> Short problem
In the listing below, swap each "right-axis-tick-label" for "secondary-axis-tick-label" and reproduce the lines with everything else left as it is.

----- Available data

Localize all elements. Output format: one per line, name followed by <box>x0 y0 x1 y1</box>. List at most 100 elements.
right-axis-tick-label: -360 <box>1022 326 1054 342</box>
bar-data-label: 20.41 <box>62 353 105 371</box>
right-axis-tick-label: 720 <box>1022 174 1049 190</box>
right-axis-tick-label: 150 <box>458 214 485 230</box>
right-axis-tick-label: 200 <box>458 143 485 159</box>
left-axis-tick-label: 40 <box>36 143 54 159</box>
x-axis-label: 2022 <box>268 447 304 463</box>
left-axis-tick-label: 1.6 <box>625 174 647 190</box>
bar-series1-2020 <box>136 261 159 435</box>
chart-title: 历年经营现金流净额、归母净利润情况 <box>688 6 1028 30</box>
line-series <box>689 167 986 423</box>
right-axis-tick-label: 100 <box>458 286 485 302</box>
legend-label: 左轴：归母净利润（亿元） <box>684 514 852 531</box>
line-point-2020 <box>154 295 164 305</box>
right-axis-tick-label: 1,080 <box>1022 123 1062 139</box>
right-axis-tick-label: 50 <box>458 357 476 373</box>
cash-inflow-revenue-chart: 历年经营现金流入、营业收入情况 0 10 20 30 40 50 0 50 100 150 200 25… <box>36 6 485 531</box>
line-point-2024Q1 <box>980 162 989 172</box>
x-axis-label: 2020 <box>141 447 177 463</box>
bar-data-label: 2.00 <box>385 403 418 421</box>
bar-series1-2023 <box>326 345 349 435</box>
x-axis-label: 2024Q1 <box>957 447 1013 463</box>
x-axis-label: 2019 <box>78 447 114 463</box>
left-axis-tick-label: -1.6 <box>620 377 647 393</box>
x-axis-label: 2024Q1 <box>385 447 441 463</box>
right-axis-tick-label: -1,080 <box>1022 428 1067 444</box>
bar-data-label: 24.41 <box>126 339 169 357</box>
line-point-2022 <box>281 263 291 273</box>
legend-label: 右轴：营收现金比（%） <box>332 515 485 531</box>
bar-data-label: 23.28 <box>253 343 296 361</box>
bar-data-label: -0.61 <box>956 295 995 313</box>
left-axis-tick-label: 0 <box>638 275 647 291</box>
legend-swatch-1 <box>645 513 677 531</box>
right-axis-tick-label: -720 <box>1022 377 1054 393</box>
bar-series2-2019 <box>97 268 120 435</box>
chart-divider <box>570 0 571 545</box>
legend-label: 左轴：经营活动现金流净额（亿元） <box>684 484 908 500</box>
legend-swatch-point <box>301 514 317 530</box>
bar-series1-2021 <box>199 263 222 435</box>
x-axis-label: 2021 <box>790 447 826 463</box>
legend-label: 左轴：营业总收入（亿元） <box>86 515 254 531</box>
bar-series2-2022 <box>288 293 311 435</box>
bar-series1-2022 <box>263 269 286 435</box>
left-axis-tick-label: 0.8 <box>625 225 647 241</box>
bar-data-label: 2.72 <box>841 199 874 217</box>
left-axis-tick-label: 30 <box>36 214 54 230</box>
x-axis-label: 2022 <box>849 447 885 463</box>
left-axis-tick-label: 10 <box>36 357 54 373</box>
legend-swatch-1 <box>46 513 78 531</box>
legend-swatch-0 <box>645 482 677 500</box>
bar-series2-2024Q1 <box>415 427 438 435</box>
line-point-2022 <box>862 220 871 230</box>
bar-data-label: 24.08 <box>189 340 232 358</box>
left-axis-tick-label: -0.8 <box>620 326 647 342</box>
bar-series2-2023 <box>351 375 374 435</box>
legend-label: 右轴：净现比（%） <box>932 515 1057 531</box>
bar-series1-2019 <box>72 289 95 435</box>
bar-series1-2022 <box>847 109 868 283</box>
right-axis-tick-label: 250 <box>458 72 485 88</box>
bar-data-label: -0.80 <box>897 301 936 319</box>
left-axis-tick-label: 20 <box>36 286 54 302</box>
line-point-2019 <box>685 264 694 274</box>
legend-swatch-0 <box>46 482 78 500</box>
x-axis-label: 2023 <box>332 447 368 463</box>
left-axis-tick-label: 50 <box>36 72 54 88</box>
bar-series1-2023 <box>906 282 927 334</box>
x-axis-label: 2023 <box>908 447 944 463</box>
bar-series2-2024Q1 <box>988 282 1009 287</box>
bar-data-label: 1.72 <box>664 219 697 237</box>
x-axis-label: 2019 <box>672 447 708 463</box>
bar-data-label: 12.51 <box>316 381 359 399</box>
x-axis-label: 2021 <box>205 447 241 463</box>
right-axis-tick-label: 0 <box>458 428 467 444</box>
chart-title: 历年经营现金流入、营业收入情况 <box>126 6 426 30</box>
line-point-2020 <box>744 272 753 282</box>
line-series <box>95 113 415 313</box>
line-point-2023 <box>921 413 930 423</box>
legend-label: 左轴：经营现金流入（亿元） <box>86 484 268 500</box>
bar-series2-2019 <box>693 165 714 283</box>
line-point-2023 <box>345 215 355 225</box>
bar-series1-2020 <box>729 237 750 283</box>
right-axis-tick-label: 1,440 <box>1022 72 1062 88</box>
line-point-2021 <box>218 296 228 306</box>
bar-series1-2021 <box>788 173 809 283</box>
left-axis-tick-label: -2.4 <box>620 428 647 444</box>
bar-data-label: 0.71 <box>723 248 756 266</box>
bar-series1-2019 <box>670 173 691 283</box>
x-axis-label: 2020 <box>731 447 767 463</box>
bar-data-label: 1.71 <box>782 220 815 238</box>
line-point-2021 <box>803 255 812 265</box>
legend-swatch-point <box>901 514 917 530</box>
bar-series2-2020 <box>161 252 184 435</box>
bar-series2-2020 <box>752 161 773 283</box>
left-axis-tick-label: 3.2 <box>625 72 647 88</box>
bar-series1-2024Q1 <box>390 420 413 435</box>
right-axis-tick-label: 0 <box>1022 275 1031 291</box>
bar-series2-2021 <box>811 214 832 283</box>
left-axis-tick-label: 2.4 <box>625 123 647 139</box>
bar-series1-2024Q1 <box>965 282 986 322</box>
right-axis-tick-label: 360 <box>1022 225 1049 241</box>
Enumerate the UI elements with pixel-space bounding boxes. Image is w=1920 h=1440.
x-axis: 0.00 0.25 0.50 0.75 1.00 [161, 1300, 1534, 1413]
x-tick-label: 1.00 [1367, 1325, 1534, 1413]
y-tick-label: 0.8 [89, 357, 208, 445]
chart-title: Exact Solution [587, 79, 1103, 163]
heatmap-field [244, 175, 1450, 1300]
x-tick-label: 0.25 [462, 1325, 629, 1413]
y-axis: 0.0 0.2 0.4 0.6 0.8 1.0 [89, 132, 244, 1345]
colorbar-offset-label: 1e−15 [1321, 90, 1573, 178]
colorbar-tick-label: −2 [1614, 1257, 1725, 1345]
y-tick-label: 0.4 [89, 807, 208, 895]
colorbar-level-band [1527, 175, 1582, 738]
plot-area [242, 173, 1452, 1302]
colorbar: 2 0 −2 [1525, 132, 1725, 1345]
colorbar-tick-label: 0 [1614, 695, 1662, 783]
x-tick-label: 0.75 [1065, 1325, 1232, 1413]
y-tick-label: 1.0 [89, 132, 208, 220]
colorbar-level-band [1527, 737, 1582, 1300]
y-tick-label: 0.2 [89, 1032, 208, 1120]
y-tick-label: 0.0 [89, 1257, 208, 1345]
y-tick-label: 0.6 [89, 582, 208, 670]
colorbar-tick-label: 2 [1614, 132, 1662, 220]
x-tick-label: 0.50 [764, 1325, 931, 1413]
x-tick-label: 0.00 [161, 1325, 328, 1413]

----------

> Result of this exercise
Localize all elements. Output format: one per line, name followed by <box>x0 y0 x1 y1</box>. List at most 100 elements.
secondary-axis-tick-label: -360 <box>1022 326 1054 342</box>
bar-data-label: 20.41 <box>62 353 105 371</box>
secondary-axis-tick-label: 720 <box>1022 174 1049 190</box>
secondary-axis-tick-label: 150 <box>458 214 485 230</box>
secondary-axis-tick-label: 200 <box>458 143 485 159</box>
left-axis-tick-label: 40 <box>36 143 54 159</box>
x-axis-label: 2022 <box>268 447 304 463</box>
left-axis-tick-label: 1.6 <box>625 174 647 190</box>
bar-series1-2020 <box>136 261 159 435</box>
chart-title: 历年经营现金流净额、归母净利润情况 <box>688 6 1028 30</box>
line-series <box>689 167 986 423</box>
secondary-axis-tick-label: 100 <box>458 286 485 302</box>
legend-label: 左轴：归母净利润（亿元） <box>684 514 852 531</box>
line-point-2020 <box>154 295 164 305</box>
secondary-axis-tick-label: 1,080 <box>1022 123 1062 139</box>
secondary-axis-tick-label: 50 <box>458 357 476 373</box>
cash-inflow-revenue-chart: 历年经营现金流入、营业收入情况 0 10 20 30 40 50 0 50 100 150 200 25… <box>36 6 485 531</box>
line-point-2024Q1 <box>980 162 989 172</box>
x-axis-label: 2020 <box>141 447 177 463</box>
bar-data-label: 2.00 <box>385 403 418 421</box>
bar-series1-2023 <box>326 345 349 435</box>
x-axis-label: 2024Q1 <box>957 447 1013 463</box>
x-axis-label: 2019 <box>78 447 114 463</box>
left-axis-tick-label: -1.6 <box>620 377 647 393</box>
x-axis-label: 2024Q1 <box>385 447 441 463</box>
secondary-axis-tick-label: -1,080 <box>1022 428 1067 444</box>
bar-data-label: 24.41 <box>126 339 169 357</box>
line-point-2022 <box>281 263 291 273</box>
legend-label: 右轴：营收现金比（%） <box>332 515 485 531</box>
bar-data-label: 23.28 <box>253 343 296 361</box>
bar-data-label: -0.61 <box>956 295 995 313</box>
left-axis-tick-label: 0 <box>638 275 647 291</box>
legend-swatch-1 <box>645 513 677 531</box>
secondary-axis-tick-label: -720 <box>1022 377 1054 393</box>
bar-series2-2019 <box>97 268 120 435</box>
chart-divider <box>570 0 571 545</box>
legend-label: 左轴：经营活动现金流净额（亿元） <box>684 484 908 500</box>
legend-swatch-point <box>301 514 317 530</box>
bar-series1-2021 <box>199 263 222 435</box>
x-axis-label: 2021 <box>790 447 826 463</box>
legend-label: 左轴：营业总收入（亿元） <box>86 515 254 531</box>
bar-series2-2022 <box>288 293 311 435</box>
bar-series1-2022 <box>263 269 286 435</box>
left-axis-tick-label: 0.8 <box>625 225 647 241</box>
bar-data-label: 2.72 <box>841 199 874 217</box>
left-axis-tick-label: 30 <box>36 214 54 230</box>
x-axis-label: 2022 <box>849 447 885 463</box>
left-axis-tick-label: 10 <box>36 357 54 373</box>
legend-swatch-1 <box>46 513 78 531</box>
legend-swatch-0 <box>645 482 677 500</box>
bar-series2-2024Q1 <box>415 427 438 435</box>
line-point-2022 <box>862 220 871 230</box>
bar-data-label: 24.08 <box>189 340 232 358</box>
left-axis-tick-label: -0.8 <box>620 326 647 342</box>
bar-series2-2023 <box>351 375 374 435</box>
legend-label: 右轴：净现比（%） <box>932 515 1057 531</box>
bar-series1-2019 <box>72 289 95 435</box>
bar-series1-2022 <box>847 109 868 283</box>
secondary-axis-tick-label: 250 <box>458 72 485 88</box>
bar-data-label: -0.80 <box>897 301 936 319</box>
left-axis-tick-label: 20 <box>36 286 54 302</box>
line-point-2019 <box>685 264 694 274</box>
legend-swatch-0 <box>46 482 78 500</box>
x-axis-label: 2023 <box>332 447 368 463</box>
left-axis-tick-label: 50 <box>36 72 54 88</box>
bar-series1-2023 <box>906 282 927 334</box>
x-axis-label: 2023 <box>908 447 944 463</box>
bar-series2-2024Q1 <box>988 282 1009 287</box>
bar-data-label: 1.72 <box>664 219 697 237</box>
x-axis-label: 2019 <box>672 447 708 463</box>
bar-data-label: 12.51 <box>316 381 359 399</box>
x-axis-label: 2021 <box>205 447 241 463</box>
secondary-axis-tick-label: 0 <box>458 428 467 444</box>
chart-title: 历年经营现金流入、营业收入情况 <box>126 6 426 30</box>
line-point-2020 <box>744 272 753 282</box>
line-series <box>95 113 415 313</box>
line-point-2023 <box>921 413 930 423</box>
legend-label: 左轴：经营现金流入（亿元） <box>86 484 268 500</box>
bar-series2-2019 <box>693 165 714 283</box>
line-point-2023 <box>345 215 355 225</box>
bar-series1-2020 <box>729 237 750 283</box>
secondary-axis-tick-label: 1,440 <box>1022 72 1062 88</box>
line-point-2021 <box>218 296 228 306</box>
bar-series1-2021 <box>788 173 809 283</box>
left-axis-tick-label: -2.4 <box>620 428 647 444</box>
bar-data-label: 0.71 <box>723 248 756 266</box>
bar-series1-2019 <box>670 173 691 283</box>
x-axis-label: 2020 <box>731 447 767 463</box>
bar-data-label: 1.71 <box>782 220 815 238</box>
line-point-2021 <box>803 255 812 265</box>
legend-swatch-point <box>901 514 917 530</box>
bar-series2-2020 <box>161 252 184 435</box>
bar-series2-2020 <box>752 161 773 283</box>
left-axis-tick-label: 3.2 <box>625 72 647 88</box>
bar-series1-2024Q1 <box>390 420 413 435</box>
secondary-axis-tick-label: 0 <box>1022 275 1031 291</box>
bar-series2-2021 <box>811 214 832 283</box>
left-axis-tick-label: 2.4 <box>625 123 647 139</box>
bar-series1-2024Q1 <box>965 282 986 322</box>
secondary-axis-tick-label: 360 <box>1022 225 1049 241</box>
Enumerate the UI elements with pixel-space bounding boxes. Image is w=1920 h=1440.
x-axis: 0.00 0.25 0.50 0.75 1.00 [161, 1300, 1534, 1413]
x-tick-label: 1.00 [1367, 1325, 1534, 1413]
y-tick-label: 0.8 [89, 357, 208, 445]
chart-title: Exact Solution [587, 79, 1103, 163]
heatmap-field [244, 175, 1450, 1300]
x-tick-label: 0.25 [462, 1325, 629, 1413]
y-axis: 0.0 0.2 0.4 0.6 0.8 1.0 [89, 132, 244, 1345]
colorbar-offset-label: 1e−15 [1321, 90, 1573, 178]
colorbar-tick-label: −2 [1614, 1257, 1725, 1345]
y-tick-label: 0.4 [89, 807, 208, 895]
colorbar-level-band [1527, 175, 1582, 738]
plot-area [242, 173, 1452, 1302]
colorbar: 2 0 −2 [1525, 132, 1725, 1345]
colorbar-tick-label: 0 [1614, 695, 1662, 783]
x-tick-label: 0.75 [1065, 1325, 1232, 1413]
y-tick-label: 1.0 [89, 132, 208, 220]
colorbar-level-band [1527, 737, 1582, 1300]
y-tick-label: 0.2 [89, 1032, 208, 1120]
y-tick-label: 0.0 [89, 1257, 208, 1345]
y-tick-label: 0.6 [89, 582, 208, 670]
colorbar-tick-label: 2 [1614, 132, 1662, 220]
x-tick-label: 0.50 [764, 1325, 931, 1413]
x-tick-label: 0.00 [161, 1325, 328, 1413]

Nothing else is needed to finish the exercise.